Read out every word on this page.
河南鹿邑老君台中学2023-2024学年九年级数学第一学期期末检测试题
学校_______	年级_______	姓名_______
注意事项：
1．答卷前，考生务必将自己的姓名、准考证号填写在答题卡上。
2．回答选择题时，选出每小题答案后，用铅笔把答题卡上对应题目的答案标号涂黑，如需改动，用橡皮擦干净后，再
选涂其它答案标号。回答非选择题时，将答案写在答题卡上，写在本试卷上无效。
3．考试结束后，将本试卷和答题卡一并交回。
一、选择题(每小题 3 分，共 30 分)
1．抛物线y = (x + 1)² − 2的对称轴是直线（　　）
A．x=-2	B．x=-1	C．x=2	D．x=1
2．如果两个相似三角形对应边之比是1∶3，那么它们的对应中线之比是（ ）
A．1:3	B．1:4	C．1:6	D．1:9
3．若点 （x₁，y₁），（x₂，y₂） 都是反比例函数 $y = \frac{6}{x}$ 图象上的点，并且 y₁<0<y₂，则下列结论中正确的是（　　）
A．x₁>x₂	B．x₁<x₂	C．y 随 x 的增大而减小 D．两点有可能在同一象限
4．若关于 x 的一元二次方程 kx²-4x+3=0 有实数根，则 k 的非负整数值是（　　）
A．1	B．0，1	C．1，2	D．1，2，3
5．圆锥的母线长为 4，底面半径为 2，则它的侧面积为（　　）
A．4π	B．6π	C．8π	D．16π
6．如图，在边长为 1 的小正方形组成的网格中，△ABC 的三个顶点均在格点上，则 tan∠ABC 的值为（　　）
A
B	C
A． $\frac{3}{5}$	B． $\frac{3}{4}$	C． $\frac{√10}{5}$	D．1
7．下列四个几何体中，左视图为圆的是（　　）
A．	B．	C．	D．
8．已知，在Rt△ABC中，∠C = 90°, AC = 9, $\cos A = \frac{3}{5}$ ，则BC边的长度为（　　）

^^^^^^^^^^^^^^^^

Instruction: Extract the full listing and reproduce each line exactly.

Exercise solution:
Read out every word on this page.
河南鹿邑老君台中学2023-2024学年九年级数学第一学期期末检测试题
学校_______	年级_______	姓名_______
注意事项：
1．答卷前，考生务必将自己的姓名、准考证号填写在答题卡上。
2．回答选择题时，选出每小题答案后，用铅笔把答题卡上对应题目的答案标号涂黑，如需改动，用橡皮擦干净后，再
选涂其它答案标号。回答非选择题时，将答案写在答题卡上，写在本试卷上无效。
3．考试结束后，将本试卷和答题卡一并交回。
一、选择题(每小题 3 分，共 30 分)
1．抛物线y = (x + 1)² − 2的对称轴是直线（　　）
A．x=-2	B．x=-1	C．x=2	D．x=1
2．如果两个相似三角形对应边之比是1∶3，那么它们的对应中线之比是（ ）
A．1:3	B．1:4	C．1:6	D．1:9
3．若点 （x₁，y₁），（x₂，y₂） 都是反比例函数 $y = \frac{6}{x}$ 图象上的点，并且 y₁<0<y₂，则下列结论中正确的是（　　）
A．x₁>x₂	B．x₁<x₂	C．y 随 x 的增大而减小 D．两点有可能在同一象限
4．若关于 x 的一元二次方程 kx²-4x+3=0 有实数根，则 k 的非负整数值是（　　）
A．1	B．0，1	C．1，2	D．1，2，3
5．圆锥的母线长为 4，底面半径为 2，则它的侧面积为（　　）
A．4π	B．6π	C．8π	D．16π
6．如图，在边长为 1 的小正方形组成的网格中，△ABC 的三个顶点均在格点上，则 tan∠ABC 的值为（　　）
A
B	C
A． $\frac{3}{5}$	B． $\frac{3}{4}$	C． $\frac{√10}{5}$	D．1
7．下列四个几何体中，左视图为圆的是（　　）
A．	B．	C．	D．
8．已知，在Rt△ABC中，∠C = 90°, AC = 9, $\cos A = \frac{3}{5}$ ，则BC边的长度为（　　）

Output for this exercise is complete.